─── GIVEN DATA

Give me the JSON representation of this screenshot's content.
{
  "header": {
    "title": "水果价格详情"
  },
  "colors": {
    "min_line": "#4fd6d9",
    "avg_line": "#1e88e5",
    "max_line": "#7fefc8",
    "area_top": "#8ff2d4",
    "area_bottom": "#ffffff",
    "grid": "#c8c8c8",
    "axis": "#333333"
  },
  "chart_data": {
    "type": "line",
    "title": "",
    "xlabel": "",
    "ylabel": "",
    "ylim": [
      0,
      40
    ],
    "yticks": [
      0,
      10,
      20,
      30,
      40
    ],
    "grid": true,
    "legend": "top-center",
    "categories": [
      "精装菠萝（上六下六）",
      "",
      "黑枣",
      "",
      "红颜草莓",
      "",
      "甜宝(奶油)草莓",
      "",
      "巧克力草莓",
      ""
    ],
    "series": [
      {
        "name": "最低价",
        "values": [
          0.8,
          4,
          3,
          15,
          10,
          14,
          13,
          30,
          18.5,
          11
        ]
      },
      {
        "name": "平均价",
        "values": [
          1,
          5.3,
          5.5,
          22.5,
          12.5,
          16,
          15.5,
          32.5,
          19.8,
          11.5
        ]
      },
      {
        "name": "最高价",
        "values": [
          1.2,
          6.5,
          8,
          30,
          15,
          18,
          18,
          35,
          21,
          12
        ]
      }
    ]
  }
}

──────

Copy the entries above exactly, leaving none out.

Give me the JSON representation of this screenshot's content.
{
  "header": {
    "title": "水果价格详情"
  },
  "colors": {
    "min_line": "#4fd6d9",
    "avg_line": "#1e88e5",
    "max_line": "#7fefc8",
    "area_top": "#8ff2d4",
    "area_bottom": "#ffffff",
    "grid": "#c8c8c8",
    "axis": "#333333"
  },
  "chart_data": {
    "type": "line",
    "title": "",
    "xlabel": "",
    "ylabel": "",
    "ylim": [
      0,
      40
    ],
    "yticks": [
      0,
      10,
      20,
      30,
      40
    ],
    "grid": true,
    "legend": "top-center",
    "categories": [
      "精装菠萝（上六下六）",
      "",
      "黑枣",
      "",
      "红颜草莓",
      "",
      "甜宝(奶油)草莓",
      "",
      "巧克力草莓",
      ""
    ],
    "series": [
      {
        "name": "最低价",
        "values": [
          0.8,
          4,
          3,
          15,
          10,
          14,
          13,
          30,
          18.5,
          11
        ]
      },
      {
        "name": "平均价",
        "values": [
          1,
          5.3,
          5.5,
          22.5,
          12.5,
          16,
          15.5,
          32.5,
          19.8,
          11.5
        ]
      },
      {
        "name": "最高价",
        "values": [
          1.2,
          6.5,
          8,
          30,
          15,
          18,
          18,
          35,
          21,
          12
        ]
      }
    ]
  }
}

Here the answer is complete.